» **Set exercise**
Copy every line, leaving nothing out and adding nothing.

» **Extracted records**

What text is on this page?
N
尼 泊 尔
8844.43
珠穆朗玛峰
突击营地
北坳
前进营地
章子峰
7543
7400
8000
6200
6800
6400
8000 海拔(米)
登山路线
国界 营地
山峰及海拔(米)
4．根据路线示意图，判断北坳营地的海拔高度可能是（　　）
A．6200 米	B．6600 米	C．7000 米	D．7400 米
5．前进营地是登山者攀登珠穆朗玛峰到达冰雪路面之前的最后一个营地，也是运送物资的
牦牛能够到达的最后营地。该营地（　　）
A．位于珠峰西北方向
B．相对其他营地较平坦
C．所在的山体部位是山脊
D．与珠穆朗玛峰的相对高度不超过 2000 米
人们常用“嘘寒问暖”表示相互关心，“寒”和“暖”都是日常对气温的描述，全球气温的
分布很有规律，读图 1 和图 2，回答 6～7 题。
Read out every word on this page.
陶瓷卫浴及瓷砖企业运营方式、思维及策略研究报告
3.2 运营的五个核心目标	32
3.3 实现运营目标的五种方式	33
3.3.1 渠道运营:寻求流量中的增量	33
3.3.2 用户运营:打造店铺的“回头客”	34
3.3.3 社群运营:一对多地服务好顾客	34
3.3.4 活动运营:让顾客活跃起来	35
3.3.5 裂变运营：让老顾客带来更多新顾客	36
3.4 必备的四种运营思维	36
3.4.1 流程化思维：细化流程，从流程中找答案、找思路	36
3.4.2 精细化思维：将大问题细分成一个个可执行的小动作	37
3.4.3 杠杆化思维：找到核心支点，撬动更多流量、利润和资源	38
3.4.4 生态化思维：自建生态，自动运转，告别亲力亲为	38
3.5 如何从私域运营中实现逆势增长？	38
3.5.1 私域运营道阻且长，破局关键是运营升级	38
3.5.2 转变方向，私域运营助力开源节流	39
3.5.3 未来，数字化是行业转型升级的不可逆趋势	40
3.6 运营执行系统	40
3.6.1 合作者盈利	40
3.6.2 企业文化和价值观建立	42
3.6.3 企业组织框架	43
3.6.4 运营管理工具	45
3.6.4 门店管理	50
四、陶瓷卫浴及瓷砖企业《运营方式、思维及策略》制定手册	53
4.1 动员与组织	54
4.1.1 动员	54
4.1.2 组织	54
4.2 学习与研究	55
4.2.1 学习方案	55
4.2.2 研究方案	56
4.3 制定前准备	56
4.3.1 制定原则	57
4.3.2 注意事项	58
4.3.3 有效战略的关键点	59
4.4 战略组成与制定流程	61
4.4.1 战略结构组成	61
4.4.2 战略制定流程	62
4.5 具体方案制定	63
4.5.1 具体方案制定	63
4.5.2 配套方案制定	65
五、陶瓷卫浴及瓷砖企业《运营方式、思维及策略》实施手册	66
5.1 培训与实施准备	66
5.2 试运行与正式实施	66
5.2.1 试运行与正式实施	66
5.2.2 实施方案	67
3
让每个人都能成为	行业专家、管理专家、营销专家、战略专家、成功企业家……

» **Correct response**
What text is on this page?
N
尼 泊 尔
8844.43
珠穆朗玛峰
突击营地
北坳
前进营地
章子峰
7543
7400
8000
6200
6800
6400
8000 海拔(米)
登山路线
国界 营地
山峰及海拔(米)
4．根据路线示意图，判断北坳营地的海拔高度可能是（　　）
A．6200 米	B．6600 米	C．7000 米	D．7400 米
5．前进营地是登山者攀登珠穆朗玛峰到达冰雪路面之前的最后一个营地，也是运送物资的
牦牛能够到达的最后营地。该营地（　　）
A．位于珠峰西北方向
B．相对其他营地较平坦
C．所在的山体部位是山脊
D．与珠穆朗玛峰的相对高度不超过 2000 米
人们常用“嘘寒问暖”表示相互关心，“寒”和“暖”都是日常对气温的描述，全球气温的
分布很有规律，读图 1 和图 2，回答 6～7 题。
Read out every word on this page.
陶瓷卫浴及瓷砖企业运营方式、思维及策略研究报告
3.2 运营的五个核心目标	32
3.3 实现运营目标的五种方式	33
3.3.1 渠道运营:寻求流量中的增量	33
3.3.2 用户运营:打造店铺的“回头客”	34
3.3.3 社群运营:一对多地服务好顾客	34
3.3.4 活动运营:让顾客活跃起来	35
3.3.5 裂变运营：让老顾客带来更多新顾客	36
3.4 必备的四种运营思维	36
3.4.1 流程化思维：细化流程，从流程中找答案、找思路	36
3.4.2 精细化思维：将大问题细分成一个个可执行的小动作	37
3.4.3 杠杆化思维：找到核心支点，撬动更多流量、利润和资源	38
3.4.4 生态化思维：自建生态，自动运转，告别亲力亲为	38
3.5 如何从私域运营中实现逆势增长？	38
3.5.1 私域运营道阻且长，破局关键是运营升级	38
3.5.2 转变方向，私域运营助力开源节流	39
3.5.3 未来，数字化是行业转型升级的不可逆趋势	40
3.6 运营执行系统	40
3.6.1 合作者盈利	40
3.6.2 企业文化和价值观建立	42
3.6.3 企业组织框架	43
3.6.4 运营管理工具	45
3.6.4 门店管理	50
四、陶瓷卫浴及瓷砖企业《运营方式、思维及策略》制定手册	53
4.1 动员与组织	54
4.1.1 动员	54
4.1.2 组织	54
4.2 学习与研究	55
4.2.1 学习方案	55
4.2.2 研究方案	56
4.3 制定前准备	56
4.3.1 制定原则	57
4.3.2 注意事项	58
4.3.3 有效战略的关键点	59
4.4 战略组成与制定流程	61
4.4.1 战略结构组成	61
4.4.2 战略制定流程	62
4.5 具体方案制定	63
4.5.1 具体方案制定	63
4.5.2 配套方案制定	65
五、陶瓷卫浴及瓷砖企业《运营方式、思维及策略》实施手册	66
5.1 培训与实施准备	66
5.2 试运行与正式实施	66
5.2.1 试运行与正式实施	66
5.2.2 实施方案	67
3
让每个人都能成为	行业专家、管理专家、营销专家、战略专家、成功企业家……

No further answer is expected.